# start of PROVIDED INFORMATION

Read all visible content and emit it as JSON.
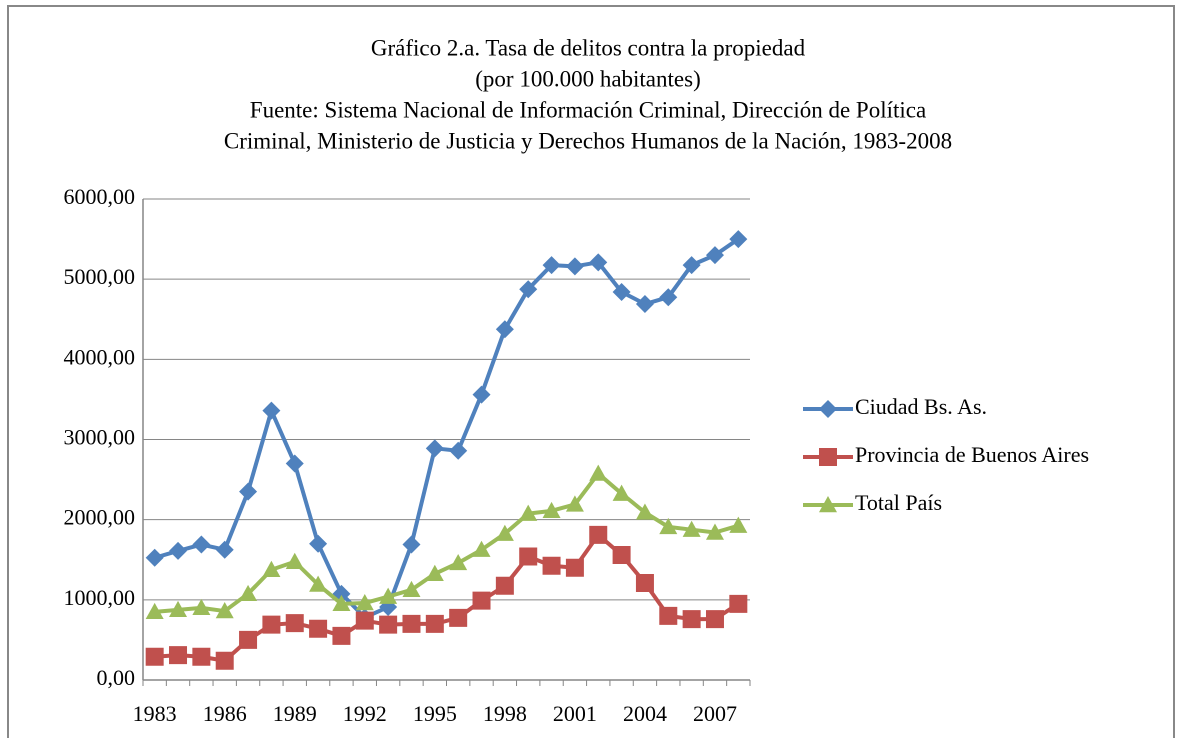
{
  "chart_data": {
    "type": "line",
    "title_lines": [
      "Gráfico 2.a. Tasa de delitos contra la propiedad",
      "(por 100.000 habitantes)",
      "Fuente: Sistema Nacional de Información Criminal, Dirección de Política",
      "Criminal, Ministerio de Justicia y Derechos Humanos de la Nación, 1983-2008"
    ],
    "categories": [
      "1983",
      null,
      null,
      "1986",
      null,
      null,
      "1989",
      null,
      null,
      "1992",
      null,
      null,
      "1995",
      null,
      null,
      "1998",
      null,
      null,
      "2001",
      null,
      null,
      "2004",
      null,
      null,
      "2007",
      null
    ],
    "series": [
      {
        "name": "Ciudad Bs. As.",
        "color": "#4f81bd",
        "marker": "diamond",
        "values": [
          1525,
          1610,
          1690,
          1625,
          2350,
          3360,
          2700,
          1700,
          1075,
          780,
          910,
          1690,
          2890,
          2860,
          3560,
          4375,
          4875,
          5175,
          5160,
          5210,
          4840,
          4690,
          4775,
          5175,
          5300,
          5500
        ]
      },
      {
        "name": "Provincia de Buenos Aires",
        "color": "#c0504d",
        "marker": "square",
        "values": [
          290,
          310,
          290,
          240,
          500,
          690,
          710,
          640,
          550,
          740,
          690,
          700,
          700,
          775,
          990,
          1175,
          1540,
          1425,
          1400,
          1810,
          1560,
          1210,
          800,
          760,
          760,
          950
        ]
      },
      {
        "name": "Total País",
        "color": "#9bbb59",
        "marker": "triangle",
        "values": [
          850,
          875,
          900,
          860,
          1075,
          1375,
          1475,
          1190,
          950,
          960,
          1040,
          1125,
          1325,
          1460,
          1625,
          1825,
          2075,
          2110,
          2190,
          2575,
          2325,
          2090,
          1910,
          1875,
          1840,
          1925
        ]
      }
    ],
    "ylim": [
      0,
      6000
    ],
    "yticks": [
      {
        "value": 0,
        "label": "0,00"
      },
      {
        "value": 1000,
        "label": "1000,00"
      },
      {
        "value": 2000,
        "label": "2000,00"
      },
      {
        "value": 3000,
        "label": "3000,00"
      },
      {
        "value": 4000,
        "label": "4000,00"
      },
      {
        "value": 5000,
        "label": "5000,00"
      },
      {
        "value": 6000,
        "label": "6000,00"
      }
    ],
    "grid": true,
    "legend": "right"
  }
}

# end of PROVIDED INFORMATION
# start of PROVIDED INFORMATION

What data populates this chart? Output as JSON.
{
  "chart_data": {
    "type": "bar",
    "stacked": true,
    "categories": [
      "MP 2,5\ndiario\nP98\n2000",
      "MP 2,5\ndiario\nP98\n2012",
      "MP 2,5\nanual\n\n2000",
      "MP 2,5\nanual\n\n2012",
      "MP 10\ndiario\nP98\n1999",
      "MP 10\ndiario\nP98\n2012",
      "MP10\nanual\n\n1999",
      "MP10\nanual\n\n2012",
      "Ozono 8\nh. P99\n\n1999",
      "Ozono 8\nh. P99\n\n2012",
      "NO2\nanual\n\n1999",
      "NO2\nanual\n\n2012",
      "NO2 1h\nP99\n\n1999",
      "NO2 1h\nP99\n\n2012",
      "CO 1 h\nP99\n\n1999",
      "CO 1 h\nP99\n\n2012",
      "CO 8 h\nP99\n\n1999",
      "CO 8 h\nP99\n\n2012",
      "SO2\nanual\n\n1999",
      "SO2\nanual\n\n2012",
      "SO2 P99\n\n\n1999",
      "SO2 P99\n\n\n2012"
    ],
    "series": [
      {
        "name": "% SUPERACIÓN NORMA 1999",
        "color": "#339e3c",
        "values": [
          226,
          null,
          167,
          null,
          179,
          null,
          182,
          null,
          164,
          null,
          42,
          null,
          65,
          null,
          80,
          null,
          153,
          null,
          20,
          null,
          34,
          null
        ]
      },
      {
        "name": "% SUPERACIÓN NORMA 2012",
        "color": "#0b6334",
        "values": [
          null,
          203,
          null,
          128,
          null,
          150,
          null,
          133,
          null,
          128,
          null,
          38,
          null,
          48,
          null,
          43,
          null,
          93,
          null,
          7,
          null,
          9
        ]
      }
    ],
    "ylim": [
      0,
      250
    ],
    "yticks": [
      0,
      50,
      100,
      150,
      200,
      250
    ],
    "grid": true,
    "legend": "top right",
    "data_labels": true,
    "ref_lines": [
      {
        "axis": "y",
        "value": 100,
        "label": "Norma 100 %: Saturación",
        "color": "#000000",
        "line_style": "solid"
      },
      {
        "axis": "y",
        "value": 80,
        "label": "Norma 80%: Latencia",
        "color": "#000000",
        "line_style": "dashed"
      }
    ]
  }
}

# end of PROVIDED INFORMATION
# start of PROVIDED INFORMATION

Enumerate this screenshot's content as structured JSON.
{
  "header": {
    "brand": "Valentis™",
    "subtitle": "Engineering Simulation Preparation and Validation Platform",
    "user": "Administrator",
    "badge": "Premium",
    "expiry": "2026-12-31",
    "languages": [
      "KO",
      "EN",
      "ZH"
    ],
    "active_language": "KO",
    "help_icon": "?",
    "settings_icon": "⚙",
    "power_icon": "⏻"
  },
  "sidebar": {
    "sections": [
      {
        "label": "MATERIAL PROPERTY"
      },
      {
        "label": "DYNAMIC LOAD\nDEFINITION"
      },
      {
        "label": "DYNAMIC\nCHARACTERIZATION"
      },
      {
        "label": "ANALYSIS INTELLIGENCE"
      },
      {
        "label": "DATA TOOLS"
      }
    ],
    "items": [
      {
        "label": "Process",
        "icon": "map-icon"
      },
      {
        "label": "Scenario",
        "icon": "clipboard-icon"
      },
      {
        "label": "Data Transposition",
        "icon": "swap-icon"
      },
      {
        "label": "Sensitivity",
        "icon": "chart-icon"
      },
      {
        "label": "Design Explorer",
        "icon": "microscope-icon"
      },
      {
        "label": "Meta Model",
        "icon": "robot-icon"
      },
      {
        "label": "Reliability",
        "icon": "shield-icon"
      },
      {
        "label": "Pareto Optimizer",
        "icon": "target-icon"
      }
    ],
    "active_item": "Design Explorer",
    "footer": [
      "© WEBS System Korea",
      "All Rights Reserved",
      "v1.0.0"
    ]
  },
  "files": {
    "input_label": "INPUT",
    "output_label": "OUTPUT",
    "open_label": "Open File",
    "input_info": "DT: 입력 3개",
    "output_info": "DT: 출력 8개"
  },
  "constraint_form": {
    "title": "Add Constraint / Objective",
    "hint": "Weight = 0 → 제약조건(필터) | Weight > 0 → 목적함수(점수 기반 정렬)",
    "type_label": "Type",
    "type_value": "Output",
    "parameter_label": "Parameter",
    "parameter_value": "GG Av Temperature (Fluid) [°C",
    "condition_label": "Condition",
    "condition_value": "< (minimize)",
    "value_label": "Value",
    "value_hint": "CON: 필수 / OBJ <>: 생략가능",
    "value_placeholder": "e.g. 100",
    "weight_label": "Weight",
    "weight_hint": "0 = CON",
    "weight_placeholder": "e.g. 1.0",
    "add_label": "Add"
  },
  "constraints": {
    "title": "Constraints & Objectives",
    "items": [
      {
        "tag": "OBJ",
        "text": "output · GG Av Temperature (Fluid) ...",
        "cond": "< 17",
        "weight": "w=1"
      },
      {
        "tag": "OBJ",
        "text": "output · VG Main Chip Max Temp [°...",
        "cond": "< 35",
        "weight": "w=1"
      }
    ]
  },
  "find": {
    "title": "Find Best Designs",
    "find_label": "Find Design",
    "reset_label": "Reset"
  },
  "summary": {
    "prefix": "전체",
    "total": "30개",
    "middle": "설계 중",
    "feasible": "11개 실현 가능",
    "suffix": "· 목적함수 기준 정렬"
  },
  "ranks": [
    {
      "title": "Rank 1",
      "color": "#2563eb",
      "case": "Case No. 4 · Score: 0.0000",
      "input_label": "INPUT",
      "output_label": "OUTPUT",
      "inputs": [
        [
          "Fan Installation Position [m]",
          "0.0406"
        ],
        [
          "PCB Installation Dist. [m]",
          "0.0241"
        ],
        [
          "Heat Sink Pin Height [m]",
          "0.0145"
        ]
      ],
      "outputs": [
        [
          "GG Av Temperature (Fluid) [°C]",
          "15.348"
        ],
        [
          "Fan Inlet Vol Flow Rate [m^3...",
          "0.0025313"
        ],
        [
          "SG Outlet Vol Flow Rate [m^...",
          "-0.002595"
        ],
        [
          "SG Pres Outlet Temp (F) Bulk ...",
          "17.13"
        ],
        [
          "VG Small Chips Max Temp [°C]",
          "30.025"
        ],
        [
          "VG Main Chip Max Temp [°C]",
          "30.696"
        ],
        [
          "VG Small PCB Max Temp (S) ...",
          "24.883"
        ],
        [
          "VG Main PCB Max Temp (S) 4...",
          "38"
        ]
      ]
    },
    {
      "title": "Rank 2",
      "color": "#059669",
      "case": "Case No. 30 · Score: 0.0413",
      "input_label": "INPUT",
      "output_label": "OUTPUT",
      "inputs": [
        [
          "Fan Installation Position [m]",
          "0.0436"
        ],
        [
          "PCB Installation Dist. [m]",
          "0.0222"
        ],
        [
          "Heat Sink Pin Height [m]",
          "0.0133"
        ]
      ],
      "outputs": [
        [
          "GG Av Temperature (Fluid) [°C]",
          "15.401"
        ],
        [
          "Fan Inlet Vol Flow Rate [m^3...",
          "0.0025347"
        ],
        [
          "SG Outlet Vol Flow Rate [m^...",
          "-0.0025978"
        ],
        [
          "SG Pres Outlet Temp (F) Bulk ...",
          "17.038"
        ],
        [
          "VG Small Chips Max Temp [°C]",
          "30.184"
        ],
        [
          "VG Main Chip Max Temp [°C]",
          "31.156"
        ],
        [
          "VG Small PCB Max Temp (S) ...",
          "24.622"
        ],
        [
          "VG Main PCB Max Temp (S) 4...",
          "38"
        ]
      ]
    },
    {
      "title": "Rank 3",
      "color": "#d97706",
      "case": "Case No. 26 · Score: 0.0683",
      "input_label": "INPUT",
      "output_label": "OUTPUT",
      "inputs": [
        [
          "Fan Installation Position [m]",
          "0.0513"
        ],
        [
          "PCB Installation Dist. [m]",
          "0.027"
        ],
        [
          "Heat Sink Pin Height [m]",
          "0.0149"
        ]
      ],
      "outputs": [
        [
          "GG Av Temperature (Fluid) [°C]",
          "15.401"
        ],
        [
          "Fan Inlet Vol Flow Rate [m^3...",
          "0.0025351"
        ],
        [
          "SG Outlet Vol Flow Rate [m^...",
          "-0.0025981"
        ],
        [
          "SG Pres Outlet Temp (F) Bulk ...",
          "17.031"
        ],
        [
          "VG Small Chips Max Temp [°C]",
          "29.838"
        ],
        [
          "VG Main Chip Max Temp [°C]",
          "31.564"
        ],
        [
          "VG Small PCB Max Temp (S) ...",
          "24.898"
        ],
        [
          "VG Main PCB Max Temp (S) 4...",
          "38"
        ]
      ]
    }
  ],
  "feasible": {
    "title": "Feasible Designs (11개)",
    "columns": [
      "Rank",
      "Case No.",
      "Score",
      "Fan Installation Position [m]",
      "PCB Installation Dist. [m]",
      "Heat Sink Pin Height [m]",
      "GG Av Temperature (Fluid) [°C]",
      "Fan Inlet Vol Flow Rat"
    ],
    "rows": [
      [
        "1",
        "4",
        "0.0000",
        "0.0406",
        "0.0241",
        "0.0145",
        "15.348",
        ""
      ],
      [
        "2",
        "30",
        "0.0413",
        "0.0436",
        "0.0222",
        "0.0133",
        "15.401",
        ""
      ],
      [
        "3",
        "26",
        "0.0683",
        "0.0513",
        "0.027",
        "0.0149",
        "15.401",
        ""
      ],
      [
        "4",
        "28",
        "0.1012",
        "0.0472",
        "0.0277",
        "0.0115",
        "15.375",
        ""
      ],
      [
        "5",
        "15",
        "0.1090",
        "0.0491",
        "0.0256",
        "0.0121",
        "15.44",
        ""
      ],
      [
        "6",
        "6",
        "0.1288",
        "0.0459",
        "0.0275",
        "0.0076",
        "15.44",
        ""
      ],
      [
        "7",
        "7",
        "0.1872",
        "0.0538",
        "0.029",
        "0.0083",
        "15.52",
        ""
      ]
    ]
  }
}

# end of PROVIDED INFORMATION

Pull every line holding "true" out of the records.

> ANSWER TO THE EXERCISE:
    "grid": true,
    "stacked": true,
    "grid": true,
    "data_labels": true,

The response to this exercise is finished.